--- EXERCISE GOAL ---
What you return should match every record exactly, with the images removed.

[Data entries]
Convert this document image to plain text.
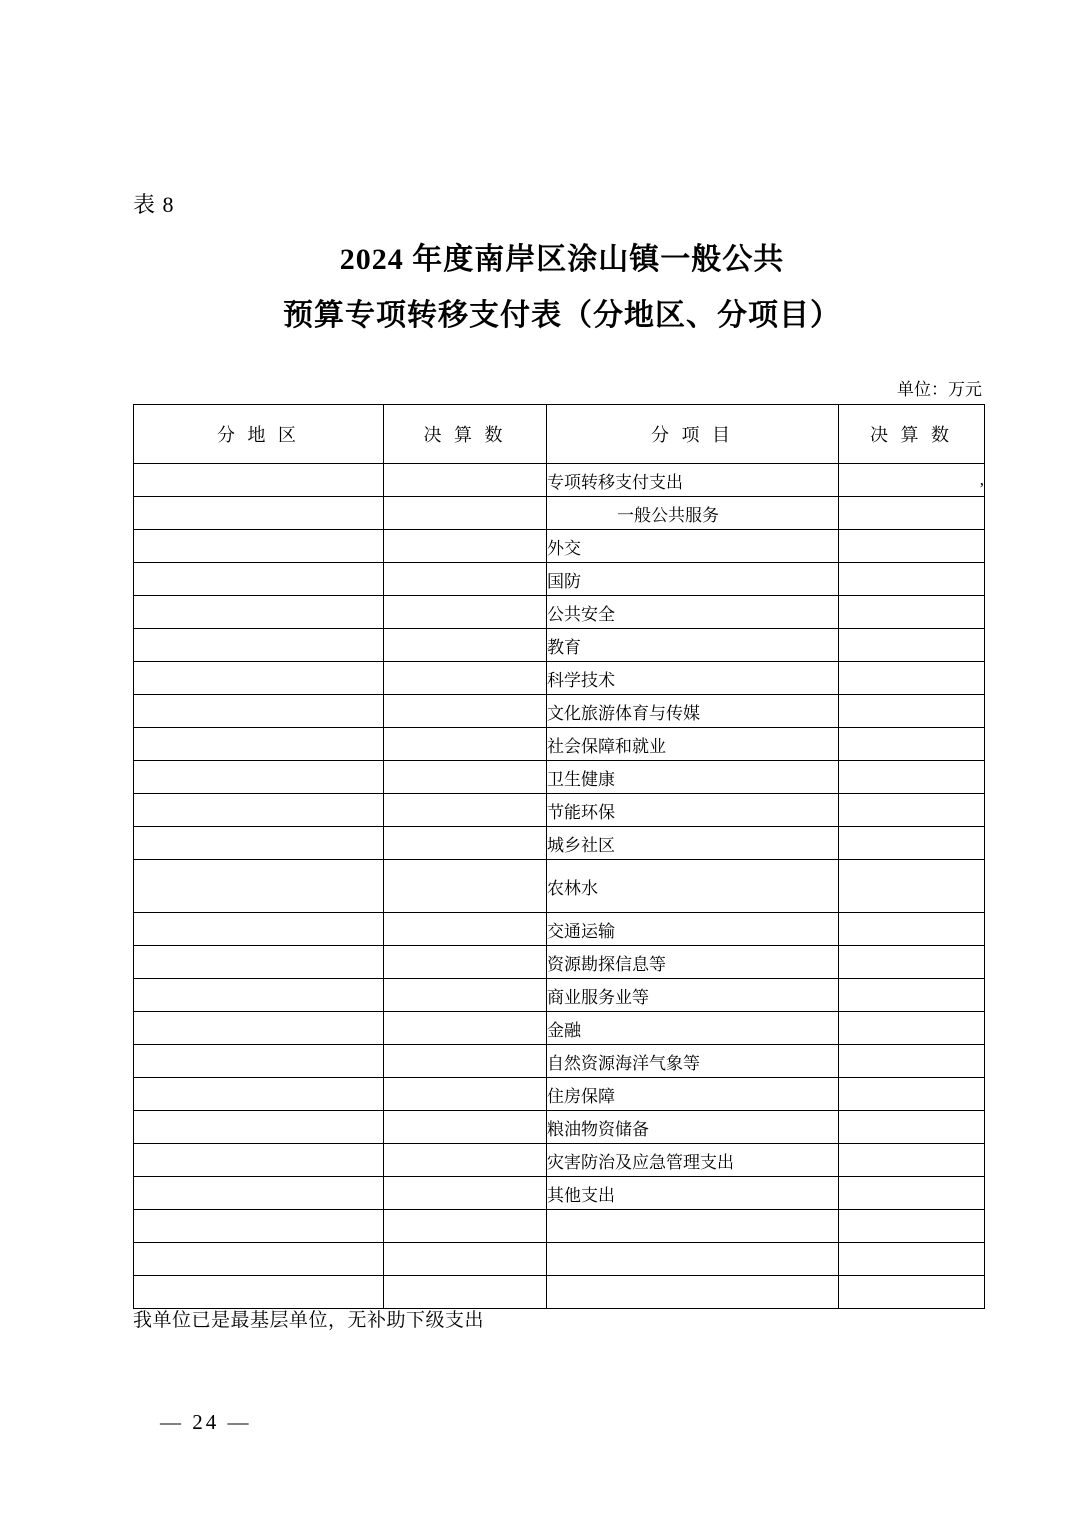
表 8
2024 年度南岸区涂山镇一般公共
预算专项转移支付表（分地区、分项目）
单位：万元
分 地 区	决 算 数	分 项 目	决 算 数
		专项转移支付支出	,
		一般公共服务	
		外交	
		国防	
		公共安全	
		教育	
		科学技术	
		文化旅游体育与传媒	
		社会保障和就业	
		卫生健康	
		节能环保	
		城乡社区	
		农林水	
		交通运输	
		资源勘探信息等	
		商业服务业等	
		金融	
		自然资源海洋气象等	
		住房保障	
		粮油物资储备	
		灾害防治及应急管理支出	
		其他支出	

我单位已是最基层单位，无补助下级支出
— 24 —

--- SOLUTION FOR THIS TASK ---
Convert this document image to plain text.
表 8
2024 年度南岸区涂山镇一般公共
预算专项转移支付表（分地区、分项目）
单位：万元
分 地 区	决 算 数	分 项 目	决 算 数
		专项转移支付支出	,
		一般公共服务	
		外交	
		国防	
		公共安全	
		教育	
		科学技术	
		文化旅游体育与传媒	
		社会保障和就业	
		卫生健康	
		节能环保	
		城乡社区	
		农林水	
		交通运输	
		资源勘探信息等	
		商业服务业等	
		金融	
		自然资源海洋气象等	
		住房保障	
		粮油物资储备	
		灾害防治及应急管理支出	
		其他支出	

我单位已是最基层单位，无补助下级支出
— 24 —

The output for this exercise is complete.